» Your goal:
Can you give all the records again without altering a single character?

Dataset records:
%%

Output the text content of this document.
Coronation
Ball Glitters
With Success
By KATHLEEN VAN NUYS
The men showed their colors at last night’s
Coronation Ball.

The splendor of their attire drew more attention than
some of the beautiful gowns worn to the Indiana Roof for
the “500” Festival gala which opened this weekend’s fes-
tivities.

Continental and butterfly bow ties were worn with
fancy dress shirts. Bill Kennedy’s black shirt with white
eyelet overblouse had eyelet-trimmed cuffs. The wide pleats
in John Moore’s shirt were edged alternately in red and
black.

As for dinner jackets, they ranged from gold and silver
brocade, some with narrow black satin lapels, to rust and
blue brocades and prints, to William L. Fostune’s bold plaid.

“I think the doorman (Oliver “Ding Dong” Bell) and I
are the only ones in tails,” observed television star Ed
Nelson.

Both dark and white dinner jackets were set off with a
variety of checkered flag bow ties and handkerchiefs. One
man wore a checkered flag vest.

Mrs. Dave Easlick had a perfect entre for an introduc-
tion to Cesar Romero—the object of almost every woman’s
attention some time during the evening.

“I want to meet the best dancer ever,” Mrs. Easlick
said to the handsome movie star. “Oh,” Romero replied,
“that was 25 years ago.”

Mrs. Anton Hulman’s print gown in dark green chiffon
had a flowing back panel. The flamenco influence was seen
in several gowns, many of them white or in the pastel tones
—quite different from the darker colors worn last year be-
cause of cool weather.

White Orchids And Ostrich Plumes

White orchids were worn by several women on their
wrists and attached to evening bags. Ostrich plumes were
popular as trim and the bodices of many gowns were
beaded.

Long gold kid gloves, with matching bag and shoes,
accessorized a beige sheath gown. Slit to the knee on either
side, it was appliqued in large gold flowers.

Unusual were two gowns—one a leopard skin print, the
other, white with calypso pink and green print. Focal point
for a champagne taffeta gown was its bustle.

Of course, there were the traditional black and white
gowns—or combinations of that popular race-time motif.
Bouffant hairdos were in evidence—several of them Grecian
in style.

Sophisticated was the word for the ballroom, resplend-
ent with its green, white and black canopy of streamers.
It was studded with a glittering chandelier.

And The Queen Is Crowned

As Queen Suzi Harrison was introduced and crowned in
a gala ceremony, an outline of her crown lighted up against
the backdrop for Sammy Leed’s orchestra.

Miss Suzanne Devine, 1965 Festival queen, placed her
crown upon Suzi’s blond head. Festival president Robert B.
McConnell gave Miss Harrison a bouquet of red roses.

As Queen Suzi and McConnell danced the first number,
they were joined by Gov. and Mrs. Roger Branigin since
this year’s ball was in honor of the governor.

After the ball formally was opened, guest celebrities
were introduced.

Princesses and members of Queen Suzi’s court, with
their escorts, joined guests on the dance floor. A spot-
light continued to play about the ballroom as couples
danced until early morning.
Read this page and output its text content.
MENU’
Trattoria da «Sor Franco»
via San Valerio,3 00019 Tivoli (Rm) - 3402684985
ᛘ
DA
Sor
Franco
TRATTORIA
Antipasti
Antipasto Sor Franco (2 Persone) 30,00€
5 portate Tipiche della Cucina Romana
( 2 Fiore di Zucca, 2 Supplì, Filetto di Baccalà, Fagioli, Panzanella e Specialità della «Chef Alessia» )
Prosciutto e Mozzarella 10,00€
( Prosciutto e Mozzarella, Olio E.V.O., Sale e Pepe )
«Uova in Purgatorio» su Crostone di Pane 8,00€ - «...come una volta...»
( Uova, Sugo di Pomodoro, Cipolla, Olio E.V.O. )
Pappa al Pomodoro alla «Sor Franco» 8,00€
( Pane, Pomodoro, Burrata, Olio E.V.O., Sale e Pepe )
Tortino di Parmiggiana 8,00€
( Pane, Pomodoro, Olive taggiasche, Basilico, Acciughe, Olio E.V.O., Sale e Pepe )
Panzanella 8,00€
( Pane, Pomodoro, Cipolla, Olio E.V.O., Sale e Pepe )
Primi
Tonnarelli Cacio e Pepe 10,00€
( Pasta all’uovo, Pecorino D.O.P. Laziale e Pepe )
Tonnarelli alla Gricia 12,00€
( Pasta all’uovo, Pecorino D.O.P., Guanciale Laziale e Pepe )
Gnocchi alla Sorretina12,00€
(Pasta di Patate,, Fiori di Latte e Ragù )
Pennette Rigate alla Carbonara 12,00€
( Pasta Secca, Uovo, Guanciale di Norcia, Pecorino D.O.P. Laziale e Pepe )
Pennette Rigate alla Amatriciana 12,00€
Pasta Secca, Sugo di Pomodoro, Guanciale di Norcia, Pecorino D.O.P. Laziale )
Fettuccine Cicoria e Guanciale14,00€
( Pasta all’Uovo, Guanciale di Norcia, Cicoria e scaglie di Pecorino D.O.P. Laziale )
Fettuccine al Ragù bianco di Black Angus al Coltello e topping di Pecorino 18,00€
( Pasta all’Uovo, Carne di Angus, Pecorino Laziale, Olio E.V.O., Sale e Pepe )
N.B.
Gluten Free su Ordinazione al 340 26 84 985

%%

» Answer to the exercise:
Output the text content of this document.
Coronation
Ball Glitters
With Success
By KATHLEEN VAN NUYS
The men showed their colors at last night’s
Coronation Ball.

The splendor of their attire drew more attention than
some of the beautiful gowns worn to the Indiana Roof for
the “500” Festival gala which opened this weekend’s fes-
tivities.

Continental and butterfly bow ties were worn with
fancy dress shirts. Bill Kennedy’s black shirt with white
eyelet overblouse had eyelet-trimmed cuffs. The wide pleats
in John Moore’s shirt were edged alternately in red and
black.

As for dinner jackets, they ranged from gold and silver
brocade, some with narrow black satin lapels, to rust and
blue brocades and prints, to William L. Fostune’s bold plaid.

“I think the doorman (Oliver “Ding Dong” Bell) and I
are the only ones in tails,” observed television star Ed
Nelson.

Both dark and white dinner jackets were set off with a
variety of checkered flag bow ties and handkerchiefs. One
man wore a checkered flag vest.

Mrs. Dave Easlick had a perfect entre for an introduc-
tion to Cesar Romero—the object of almost every woman’s
attention some time during the evening.

“I want to meet the best dancer ever,” Mrs. Easlick
said to the handsome movie star. “Oh,” Romero replied,
“that was 25 years ago.”

Mrs. Anton Hulman’s print gown in dark green chiffon
had a flowing back panel. The flamenco influence was seen
in several gowns, many of them white or in the pastel tones
—quite different from the darker colors worn last year be-
cause of cool weather.

White Orchids And Ostrich Plumes

White orchids were worn by several women on their
wrists and attached to evening bags. Ostrich plumes were
popular as trim and the bodices of many gowns were
beaded.

Long gold kid gloves, with matching bag and shoes,
accessorized a beige sheath gown. Slit to the knee on either
side, it was appliqued in large gold flowers.

Unusual were two gowns—one a leopard skin print, the
other, white with calypso pink and green print. Focal point
for a champagne taffeta gown was its bustle.

Of course, there were the traditional black and white
gowns—or combinations of that popular race-time motif.
Bouffant hairdos were in evidence—several of them Grecian
in style.

Sophisticated was the word for the ballroom, resplend-
ent with its green, white and black canopy of streamers.
It was studded with a glittering chandelier.

And The Queen Is Crowned

As Queen Suzi Harrison was introduced and crowned in
a gala ceremony, an outline of her crown lighted up against
the backdrop for Sammy Leed’s orchestra.

Miss Suzanne Devine, 1965 Festival queen, placed her
crown upon Suzi’s blond head. Festival president Robert B.
McConnell gave Miss Harrison a bouquet of red roses.

As Queen Suzi and McConnell danced the first number,
they were joined by Gov. and Mrs. Roger Branigin since
this year’s ball was in honor of the governor.

After the ball formally was opened, guest celebrities
were introduced.

Princesses and members of Queen Suzi’s court, with
their escorts, joined guests on the dance floor. A spot-
light continued to play about the ballroom as couples
danced until early morning.
Read this page and output its text content.
MENU’
Trattoria da «Sor Franco»
via San Valerio,3 00019 Tivoli (Rm) - 3402684985
ᛘ
DA
Sor
Franco
TRATTORIA
Antipasti
Antipasto Sor Franco (2 Persone) 30,00€
5 portate Tipiche della Cucina Romana
( 2 Fiore di Zucca, 2 Supplì, Filetto di Baccalà, Fagioli, Panzanella e Specialità della «Chef Alessia» )
Prosciutto e Mozzarella 10,00€
( Prosciutto e Mozzarella, Olio E.V.O., Sale e Pepe )
«Uova in Purgatorio» su Crostone di Pane 8,00€ - «...come una volta...»
( Uova, Sugo di Pomodoro, Cipolla, Olio E.V.O. )
Pappa al Pomodoro alla «Sor Franco» 8,00€
( Pane, Pomodoro, Burrata, Olio E.V.O., Sale e Pepe )
Tortino di Parmiggiana 8,00€
( Pane, Pomodoro, Olive taggiasche, Basilico, Acciughe, Olio E.V.O., Sale e Pepe )
Panzanella 8,00€
( Pane, Pomodoro, Cipolla, Olio E.V.O., Sale e Pepe )
Primi
Tonnarelli Cacio e Pepe 10,00€
( Pasta all’uovo, Pecorino D.O.P. Laziale e Pepe )
Tonnarelli alla Gricia 12,00€
( Pasta all’uovo, Pecorino D.O.P., Guanciale Laziale e Pepe )
Gnocchi alla Sorretina12,00€
(Pasta di Patate,, Fiori di Latte e Ragù )
Pennette Rigate alla Carbonara 12,00€
( Pasta Secca, Uovo, Guanciale di Norcia, Pecorino D.O.P. Laziale e Pepe )
Pennette Rigate alla Amatriciana 12,00€
Pasta Secca, Sugo di Pomodoro, Guanciale di Norcia, Pecorino D.O.P. Laziale )
Fettuccine Cicoria e Guanciale14,00€
( Pasta all’Uovo, Guanciale di Norcia, Cicoria e scaglie di Pecorino D.O.P. Laziale )
Fettuccine al Ragù bianco di Black Angus al Coltello e topping di Pecorino 18,00€
( Pasta all’Uovo, Carne di Angus, Pecorino Laziale, Olio E.V.O., Sale e Pepe )
N.B.
Gluten Free su Ordinazione al 340 26 84 985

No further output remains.